■ ACTION ITEM ■
In the copy, keep every line below as it is and leave out the pictures.

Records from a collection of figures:
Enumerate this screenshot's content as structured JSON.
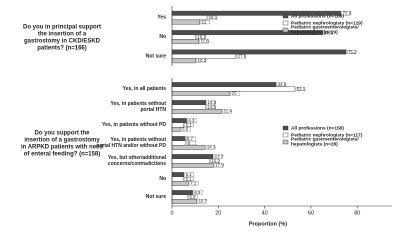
{
  "chart_data": [
    {
      "type": "bar",
      "horizontal": true,
      "title": "Do you in principal support the insertion of a gastrostomy in CKD/ESKD patients? (n=166)",
      "categories": [
        "Yes",
        "No",
        "Not sure"
      ],
      "series": [
        {
          "name": "All professions (n=166)",
          "color": "#4d4d4d",
          "values": [
            72.9,
            65.1,
            75.2
          ]
        },
        {
          "name": "Pediatric nephrologists (n=129)",
          "color": "#ffffff",
          "values": [
            15.1,
            10.2,
            27.6
          ]
        },
        {
          "name": "Pediatric gastroenterologists/ hepatologists (n=29)",
          "color": "#c4c4c4",
          "values": [
            12.0,
            11.6,
            10.3
          ]
        }
      ],
      "xlim": [
        0,
        95
      ],
      "legend": "upper right"
    },
    {
      "type": "bar",
      "horizontal": true,
      "title": "Do you support the insertion of a gastrostomy in ARPKD patients with need of enteral feeding? (n=158)",
      "categories": [
        "Yes, in all patients",
        "Yes, in patients without portal HTN",
        "Yes, in patients without PD",
        "Yes, in patients without portal HTN and/or without PD",
        "Yes, but other/additional concerns/contradictions",
        "No",
        "Not sure"
      ],
      "series": [
        {
          "name": "All professions (n=158)",
          "color": "#4d4d4d",
          "values": [
            44.9,
            14.6,
            6.3,
            5.7,
            17.7,
            5.1,
            8.9
          ]
        },
        {
          "name": "Pediatric nephrologists (n=117)",
          "color": "#ffffff",
          "values": [
            53.1,
            14.5,
            5.1,
            6.0,
            16.2,
            5.1,
            6.8
          ]
        },
        {
          "name": "Pediatric gastroenterologists/ hepatologists (n=28)",
          "color": "#c4c4c4",
          "values": [
            25.0,
            21.4,
            3.6,
            14.3,
            17.9,
            7.1,
            10.7
          ]
        }
      ],
      "xlim": [
        0,
        95
      ],
      "xticks": [
        0,
        20,
        40,
        60,
        80
      ],
      "xlabel": "Proportion (%)",
      "legend": "center right"
    }
  ]
}
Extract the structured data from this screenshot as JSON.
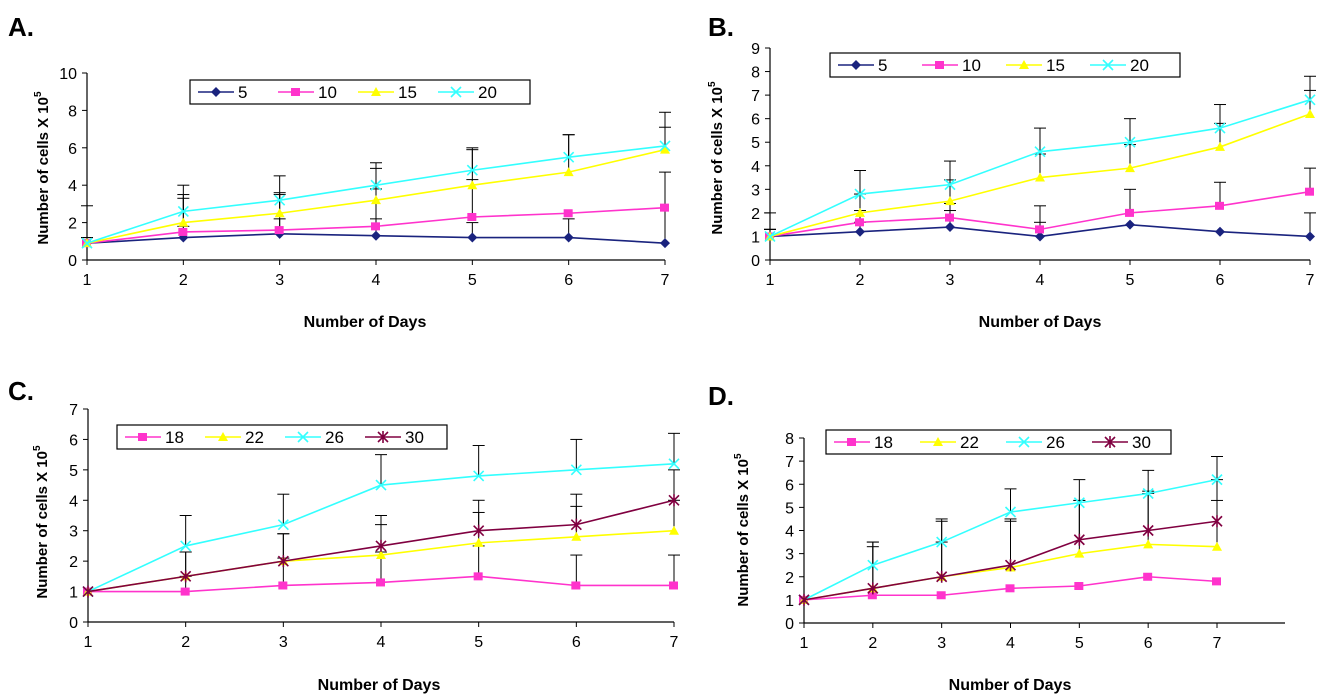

■ ANSWER BOX ■
Enumerate this screenshot's content as structured JSON.
{
  "chart_data": [
    {
      "type": "bar",
      "horizontal": true,
      "title": "Do you in principal support the insertion of a gastrostomy in CKD/ESKD patients? (n=166)",
      "categories": [
        "Yes",
        "No",
        "Not sure"
      ],
      "series": [
        {
          "name": "All professions (n=166)",
          "color": "#4d4d4d",
          "values": [
            72.9,
            65.1,
            75.2
          ]
        },
        {
          "name": "Pediatric nephrologists (n=129)",
          "color": "#ffffff",
          "values": [
            15.1,
            10.2,
            27.6
          ]
        },
        {
          "name": "Pediatric gastroenterologists/ hepatologists (n=29)",
          "color": "#c4c4c4",
          "values": [
            12.0,
            11.6,
            10.3
          ]
        }
      ],
      "xlim": [
        0,
        95
      ],
      "legend": "upper right"
    },
    {
      "type": "bar",
      "horizontal": true,
      "title": "Do you support the insertion of a gastrostomy in ARPKD patients with need of enteral feeding? (n=158)",
      "categories": [
        "Yes, in all patients",
        "Yes, in patients without portal HTN",
        "Yes, in patients without PD",
        "Yes, in patients without portal HTN and/or without PD",
        "Yes, but other/additional concerns/contradictions",
        "No",
        "Not sure"
      ],
      "series": [
        {
          "name": "All professions (n=158)",
          "color": "#4d4d4d",
          "values": [
            44.9,
            14.6,
            6.3,
            5.7,
            17.7,
            5.1,
            8.9
          ]
        },
        {
          "name": "Pediatric nephrologists (n=117)",
          "color": "#ffffff",
          "values": [
            53.1,
            14.5,
            5.1,
            6.0,
            16.2,
            5.1,
            6.8
          ]
        },
        {
          "name": "Pediatric gastroenterologists/ hepatologists (n=28)",
          "color": "#c4c4c4",
          "values": [
            25.0,
            21.4,
            3.6,
            14.3,
            17.9,
            7.1,
            10.7
          ]
        }
      ],
      "xlim": [
        0,
        95
      ],
      "xticks": [
        0,
        20,
        40,
        60,
        80
      ],
      "xlabel": "Proportion (%)",
      "legend": "center right"
    }
  ]
}
Extract the structured data from this screenshot as JSON.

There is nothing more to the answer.